Task instructions: Write out the entries again exactly as they are given.

Given records:
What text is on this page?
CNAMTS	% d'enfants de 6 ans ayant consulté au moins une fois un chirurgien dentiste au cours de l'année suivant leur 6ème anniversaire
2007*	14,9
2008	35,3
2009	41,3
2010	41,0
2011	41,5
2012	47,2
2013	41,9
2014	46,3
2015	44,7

Answer to this exercise:
What text is on this page?
CNAMTS	% d'enfants de 6 ans ayant consulté au moins une fois un chirurgien dentiste au cours de l'année suivant leur 6ème anniversaire
2007*	14,9
2008	35,3
2009	41,3
2010	41,0
2011	41,5
2012	47,2
2013	41,9
2014	46,3
2015	44,7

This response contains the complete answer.